» Brief
Reproduce the data below in full and exclude every picture.

Stored items from a collection:
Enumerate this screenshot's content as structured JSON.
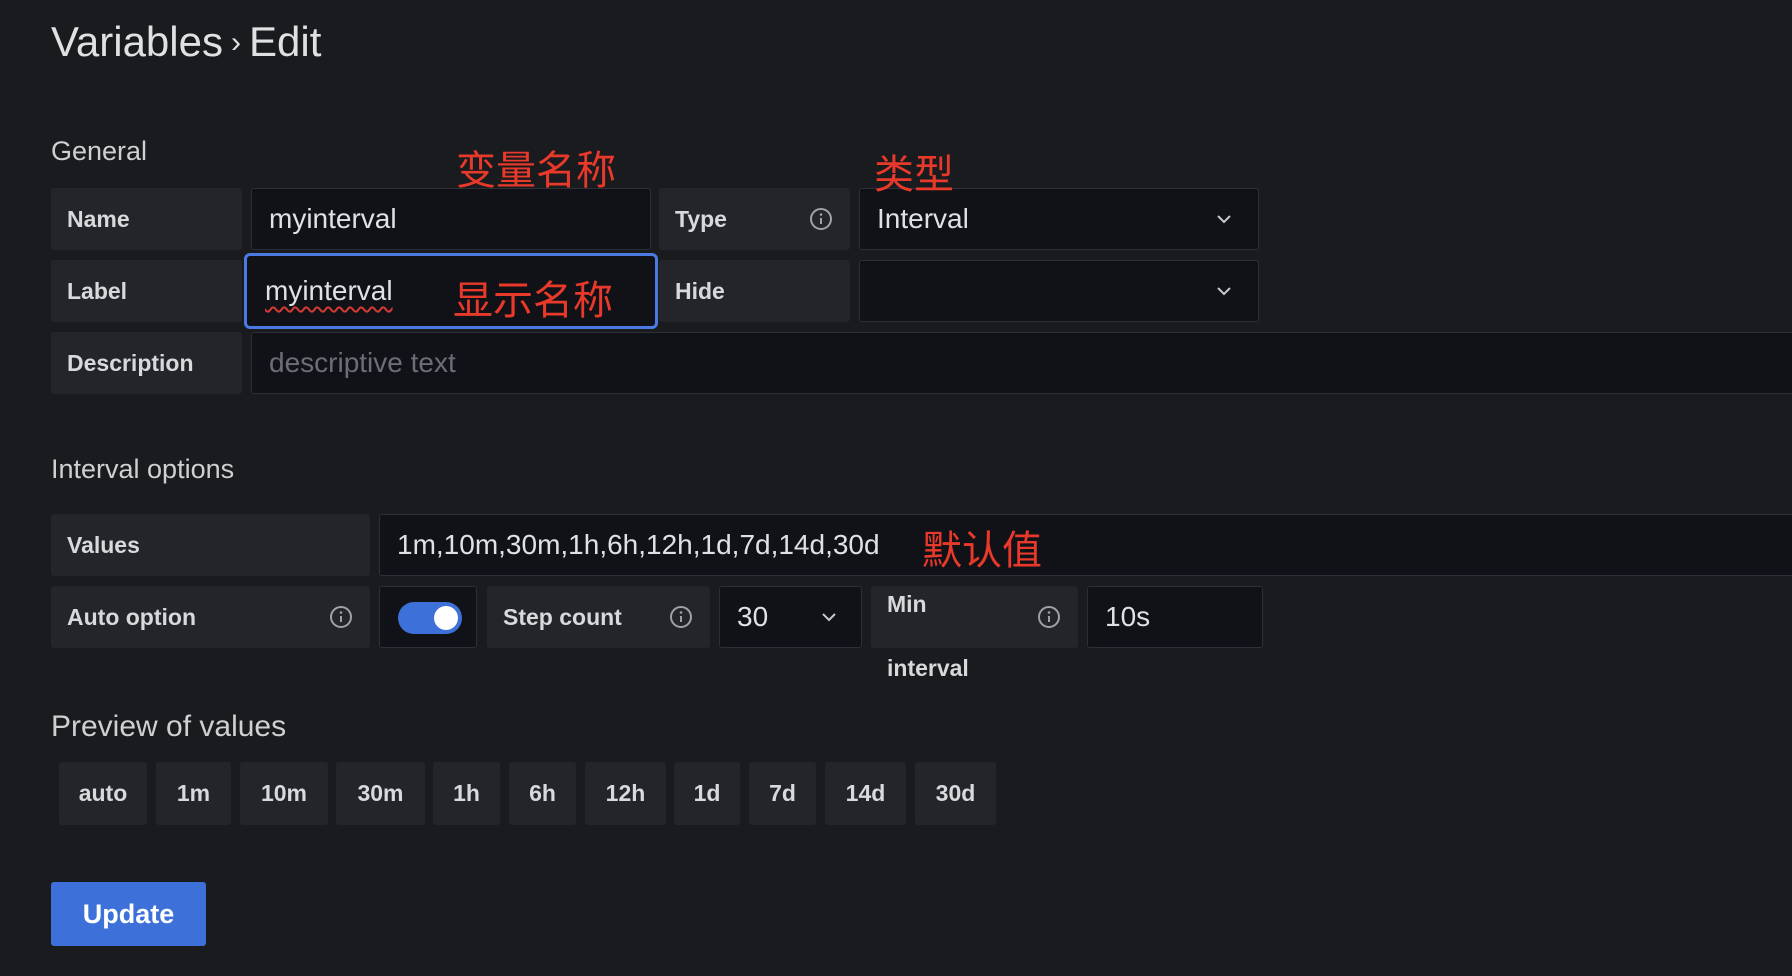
{
  "header": {
    "breadcrumb_parent": "Variables",
    "separator": "›",
    "breadcrumb_current": "Edit"
  },
  "general": {
    "section_title": "General",
    "name_label": "Name",
    "name_value": "myinterval",
    "type_label": "Type",
    "type_value": "Interval",
    "label_label": "Label",
    "label_value": "myinterval",
    "hide_label": "Hide",
    "hide_value": "",
    "description_label": "Description",
    "description_placeholder": "descriptive text"
  },
  "interval_options": {
    "section_title": "Interval options",
    "values_label": "Values",
    "values_value": "1m,10m,30m,1h,6h,12h,1d,7d,14d,30d",
    "auto_option_label": "Auto option",
    "auto_option_enabled": true,
    "step_count_label": "Step count",
    "step_count_value": "30",
    "min_interval_label_line1": "Min",
    "min_interval_label_line2": "interval",
    "min_interval_value": "10s"
  },
  "preview": {
    "section_title": "Preview of values",
    "chips": [
      "auto",
      "1m",
      "10m",
      "30m",
      "1h",
      "6h",
      "12h",
      "1d",
      "7d",
      "14d",
      "30d"
    ]
  },
  "update_button": "Update",
  "annotations": {
    "name": "变量名称",
    "type": "类型",
    "label": "显示名称",
    "default": "默认值"
  },
  "colors": {
    "background": "#1a1b1f",
    "label_bg": "#23252b",
    "input_bg": "#111217",
    "accent_blue": "#3d71d9",
    "focus_border": "#4b7ae3",
    "annotation_red": "#e8392a"
  },
  "icons": {
    "info": "info-circle-icon",
    "chevron": "chevron-down-icon"
  }
}
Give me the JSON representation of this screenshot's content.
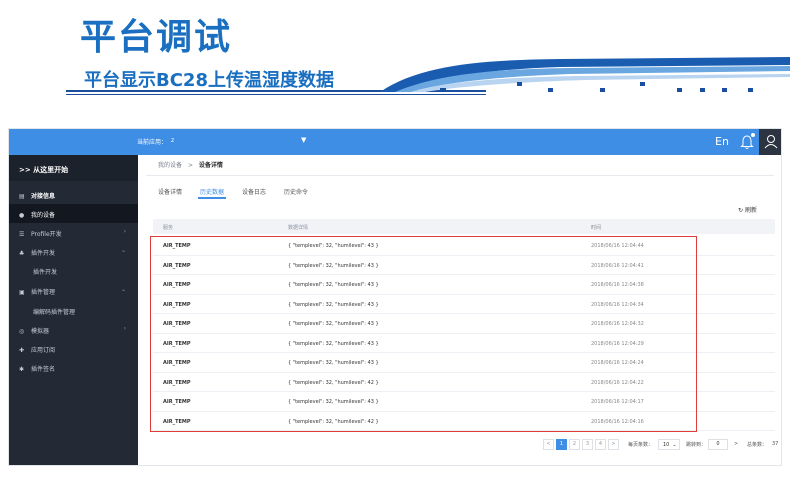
{
  "slide": {
    "title": "平台调试",
    "subtitle": "平台显示BC28上传温湿度数据"
  },
  "topbar": {
    "app_label": "当前应用：",
    "app_value": "z",
    "lang": "En",
    "color": "#3f8ee6"
  },
  "sidebar": {
    "header": "从这里开始",
    "items": [
      {
        "label": "对接信息",
        "icon": "window-icon"
      },
      {
        "label": "我的设备",
        "icon": "device-icon"
      },
      {
        "label": "Profile开发",
        "icon": "list-icon"
      },
      {
        "label": "插件开发",
        "icon": "plugin-icon"
      },
      {
        "label": "插件开发"
      },
      {
        "label": "插件管理",
        "icon": "manage-icon"
      },
      {
        "label": "编解码插件管理"
      },
      {
        "label": "模拟器",
        "icon": "simulator-icon"
      },
      {
        "label": "应用订阅",
        "icon": "subscribe-icon"
      },
      {
        "label": "插件签名",
        "icon": "signature-icon"
      }
    ]
  },
  "breadcrumb": {
    "parent": "我的设备",
    "separator": ">",
    "current": "设备详情"
  },
  "tabs": [
    "设备详情",
    "历史数据",
    "设备日志",
    "历史命令"
  ],
  "refresh_label": "刷新",
  "table": {
    "headers": [
      "服务",
      "数据详情",
      "时间"
    ],
    "rows": [
      {
        "service": "AIR_TEMP",
        "data": "{ \"templevel\": 32, \"humilevel\": 43 }",
        "time": "2018/06/16 12:04:44"
      },
      {
        "service": "AIR_TEMP",
        "data": "{ \"templevel\": 32, \"humilevel\": 43 }",
        "time": "2018/06/16 12:04:41"
      },
      {
        "service": "AIR_TEMP",
        "data": "{ \"templevel\": 32, \"humilevel\": 43 }",
        "time": "2018/06/16 12:04:38"
      },
      {
        "service": "AIR_TEMP",
        "data": "{ \"templevel\": 32, \"humilevel\": 43 }",
        "time": "2018/06/16 12:04:34"
      },
      {
        "service": "AIR_TEMP",
        "data": "{ \"templevel\": 32, \"humilevel\": 43 }",
        "time": "2018/06/16 12:04:32"
      },
      {
        "service": "AIR_TEMP",
        "data": "{ \"templevel\": 32, \"humilevel\": 43 }",
        "time": "2018/06/16 12:04:29"
      },
      {
        "service": "AIR_TEMP",
        "data": "{ \"templevel\": 32, \"humilevel\": 43 }",
        "time": "2018/06/16 12:04:24"
      },
      {
        "service": "AIR_TEMP",
        "data": "{ \"templevel\": 32, \"humilevel\": 42 }",
        "time": "2018/06/16 12:04:22"
      },
      {
        "service": "AIR_TEMP",
        "data": "{ \"templevel\": 32, \"humilevel\": 43 }",
        "time": "2018/06/16 12:04:17"
      },
      {
        "service": "AIR_TEMP",
        "data": "{ \"templevel\": 32, \"humilevel\": 42 }",
        "time": "2018/06/16 12:04:16"
      }
    ]
  },
  "pagination": {
    "prev": "<",
    "pages": [
      "1",
      "2",
      "3",
      "4"
    ],
    "next": ">",
    "page_size_label": "每页条数：",
    "page_size": "10",
    "jump_label": "跳转到：",
    "jump_value": "0",
    "total_label": "总条数：",
    "total": "37"
  }
}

» Exercise result
Enumerate this screenshot's content as structured JSON.
{
  "header": {
    "breadcrumb_parent": "Variables",
    "separator": "›",
    "breadcrumb_current": "Edit"
  },
  "general": {
    "section_title": "General",
    "name_label": "Name",
    "name_value": "myinterval",
    "type_label": "Type",
    "type_value": "Interval",
    "label_label": "Label",
    "label_value": "myinterval",
    "hide_label": "Hide",
    "hide_value": "",
    "description_label": "Description",
    "description_placeholder": "descriptive text"
  },
  "interval_options": {
    "section_title": "Interval options",
    "values_label": "Values",
    "values_value": "1m,10m,30m,1h,6h,12h,1d,7d,14d,30d",
    "auto_option_label": "Auto option",
    "auto_option_enabled": true,
    "step_count_label": "Step count",
    "step_count_value": "30",
    "min_interval_label_line1": "Min",
    "min_interval_label_line2": "interval",
    "min_interval_value": "10s"
  },
  "preview": {
    "section_title": "Preview of values",
    "chips": [
      "auto",
      "1m",
      "10m",
      "30m",
      "1h",
      "6h",
      "12h",
      "1d",
      "7d",
      "14d",
      "30d"
    ]
  },
  "update_button": "Update",
  "annotations": {
    "name": "变量名称",
    "type": "类型",
    "label": "显示名称",
    "default": "默认值"
  },
  "colors": {
    "background": "#1a1b1f",
    "label_bg": "#23252b",
    "input_bg": "#111217",
    "accent_blue": "#3d71d9",
    "focus_border": "#4b7ae3",
    "annotation_red": "#e8392a"
  },
  "icons": {
    "info": "info-circle-icon",
    "chevron": "chevron-down-icon"
  }
}
Give me the JSON representation of this screenshot's content.
{
  "slide": {
    "title": "平台调试",
    "subtitle": "平台显示BC28上传温湿度数据"
  },
  "topbar": {
    "app_label": "当前应用：",
    "app_value": "z",
    "lang": "En",
    "color": "#3f8ee6"
  },
  "sidebar": {
    "header": "从这里开始",
    "items": [
      {
        "label": "对接信息",
        "icon": "window-icon"
      },
      {
        "label": "我的设备",
        "icon": "device-icon"
      },
      {
        "label": "Profile开发",
        "icon": "list-icon"
      },
      {
        "label": "插件开发",
        "icon": "plugin-icon"
      },
      {
        "label": "插件开发"
      },
      {
        "label": "插件管理",
        "icon": "manage-icon"
      },
      {
        "label": "编解码插件管理"
      },
      {
        "label": "模拟器",
        "icon": "simulator-icon"
      },
      {
        "label": "应用订阅",
        "icon": "subscribe-icon"
      },
      {
        "label": "插件签名",
        "icon": "signature-icon"
      }
    ]
  },
  "breadcrumb": {
    "parent": "我的设备",
    "separator": ">",
    "current": "设备详情"
  },
  "tabs": [
    "设备详情",
    "历史数据",
    "设备日志",
    "历史命令"
  ],
  "refresh_label": "刷新",
  "table": {
    "headers": [
      "服务",
      "数据详情",
      "时间"
    ],
    "rows": [
      {
        "service": "AIR_TEMP",
        "data": "{ \"templevel\": 32, \"humilevel\": 43 }",
        "time": "2018/06/16 12:04:44"
      },
      {
        "service": "AIR_TEMP",
        "data": "{ \"templevel\": 32, \"humilevel\": 43 }",
        "time": "2018/06/16 12:04:41"
      },
      {
        "service": "AIR_TEMP",
        "data": "{ \"templevel\": 32, \"humilevel\": 43 }",
        "time": "2018/06/16 12:04:38"
      },
      {
        "service": "AIR_TEMP",
        "data": "{ \"templevel\": 32, \"humilevel\": 43 }",
        "time": "2018/06/16 12:04:34"
      },
      {
        "service": "AIR_TEMP",
        "data": "{ \"templevel\": 32, \"humilevel\": 43 }",
        "time": "2018/06/16 12:04:32"
      },
      {
        "service": "AIR_TEMP",
        "data": "{ \"templevel\": 32, \"humilevel\": 43 }",
        "time": "2018/06/16 12:04:29"
      },
      {
        "service": "AIR_TEMP",
        "data": "{ \"templevel\": 32, \"humilevel\": 43 }",
        "time": "2018/06/16 12:04:24"
      },
      {
        "service": "AIR_TEMP",
        "data": "{ \"templevel\": 32, \"humilevel\": 42 }",
        "time": "2018/06/16 12:04:22"
      },
      {
        "service": "AIR_TEMP",
        "data": "{ \"templevel\": 32, \"humilevel\": 43 }",
        "time": "2018/06/16 12:04:17"
      },
      {
        "service": "AIR_TEMP",
        "data": "{ \"templevel\": 32, \"humilevel\": 42 }",
        "time": "2018/06/16 12:04:16"
      }
    ]
  },
  "pagination": {
    "prev": "<",
    "pages": [
      "1",
      "2",
      "3",
      "4"
    ],
    "next": ">",
    "page_size_label": "每页条数：",
    "page_size": "10",
    "jump_label": "跳转到：",
    "jump_value": "0",
    "total_label": "总条数：",
    "total": "37"
  }
}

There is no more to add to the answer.